• GIVEN INSTRUCTION: In the listing that follows, count every line with the word "고고학적인" in it and write only the total.

• MATERIAL FOR THIS EXERCISE:
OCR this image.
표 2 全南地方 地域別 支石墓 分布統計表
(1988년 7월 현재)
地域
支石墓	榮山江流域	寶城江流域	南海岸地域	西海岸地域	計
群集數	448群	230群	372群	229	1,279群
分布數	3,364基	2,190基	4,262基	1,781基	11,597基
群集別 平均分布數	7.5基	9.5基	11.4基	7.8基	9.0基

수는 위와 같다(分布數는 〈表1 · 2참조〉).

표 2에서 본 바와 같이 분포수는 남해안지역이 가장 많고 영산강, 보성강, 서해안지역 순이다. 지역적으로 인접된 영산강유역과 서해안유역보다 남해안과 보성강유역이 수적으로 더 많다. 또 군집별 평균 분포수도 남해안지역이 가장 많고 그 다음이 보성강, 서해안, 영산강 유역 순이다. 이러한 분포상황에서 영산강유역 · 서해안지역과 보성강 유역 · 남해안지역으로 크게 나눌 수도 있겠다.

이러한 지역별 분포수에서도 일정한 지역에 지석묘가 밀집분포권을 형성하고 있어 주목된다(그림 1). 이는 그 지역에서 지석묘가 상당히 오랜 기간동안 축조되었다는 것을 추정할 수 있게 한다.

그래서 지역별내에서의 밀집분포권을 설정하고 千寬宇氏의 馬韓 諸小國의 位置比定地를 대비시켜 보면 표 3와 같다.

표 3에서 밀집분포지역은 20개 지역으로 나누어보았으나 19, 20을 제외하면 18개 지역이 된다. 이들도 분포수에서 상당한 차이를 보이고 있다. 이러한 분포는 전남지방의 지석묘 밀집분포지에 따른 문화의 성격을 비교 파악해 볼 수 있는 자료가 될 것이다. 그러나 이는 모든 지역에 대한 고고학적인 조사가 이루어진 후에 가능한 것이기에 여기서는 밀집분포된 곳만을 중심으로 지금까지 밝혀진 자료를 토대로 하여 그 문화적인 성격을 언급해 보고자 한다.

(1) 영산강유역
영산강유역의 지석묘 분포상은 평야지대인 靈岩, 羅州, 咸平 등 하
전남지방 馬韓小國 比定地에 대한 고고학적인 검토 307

* * *

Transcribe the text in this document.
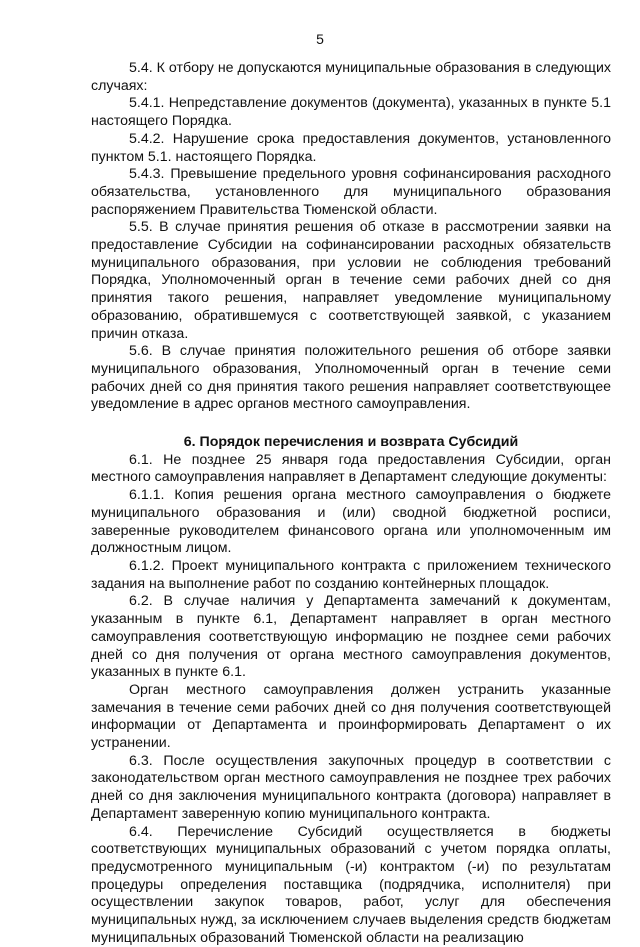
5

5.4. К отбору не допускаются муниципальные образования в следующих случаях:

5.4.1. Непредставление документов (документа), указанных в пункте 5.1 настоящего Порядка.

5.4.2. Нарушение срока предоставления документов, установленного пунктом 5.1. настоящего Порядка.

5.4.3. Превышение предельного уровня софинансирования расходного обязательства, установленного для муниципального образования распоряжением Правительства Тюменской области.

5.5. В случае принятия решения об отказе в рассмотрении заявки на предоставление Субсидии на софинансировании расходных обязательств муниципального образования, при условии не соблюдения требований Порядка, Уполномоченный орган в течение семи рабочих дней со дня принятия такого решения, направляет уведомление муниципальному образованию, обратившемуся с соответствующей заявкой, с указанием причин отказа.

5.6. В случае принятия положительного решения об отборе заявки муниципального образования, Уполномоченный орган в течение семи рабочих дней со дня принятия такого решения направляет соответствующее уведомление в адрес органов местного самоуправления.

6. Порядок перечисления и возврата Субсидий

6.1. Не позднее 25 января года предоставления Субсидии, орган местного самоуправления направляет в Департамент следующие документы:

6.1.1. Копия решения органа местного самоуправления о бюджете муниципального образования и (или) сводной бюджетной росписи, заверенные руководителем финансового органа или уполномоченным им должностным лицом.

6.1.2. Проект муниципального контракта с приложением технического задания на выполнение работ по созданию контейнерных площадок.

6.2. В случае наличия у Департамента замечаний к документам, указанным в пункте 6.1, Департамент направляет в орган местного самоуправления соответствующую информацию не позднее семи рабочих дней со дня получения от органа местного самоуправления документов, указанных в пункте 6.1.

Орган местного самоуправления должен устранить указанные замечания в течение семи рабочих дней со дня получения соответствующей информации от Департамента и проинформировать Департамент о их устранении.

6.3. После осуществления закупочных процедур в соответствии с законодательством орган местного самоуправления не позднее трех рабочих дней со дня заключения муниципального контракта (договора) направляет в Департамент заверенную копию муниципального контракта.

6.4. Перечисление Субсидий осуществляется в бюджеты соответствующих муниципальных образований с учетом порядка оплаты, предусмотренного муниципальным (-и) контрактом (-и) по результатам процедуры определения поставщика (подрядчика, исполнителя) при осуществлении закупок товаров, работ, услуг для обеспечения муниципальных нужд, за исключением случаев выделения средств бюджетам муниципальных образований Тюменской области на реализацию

• RESULT: 2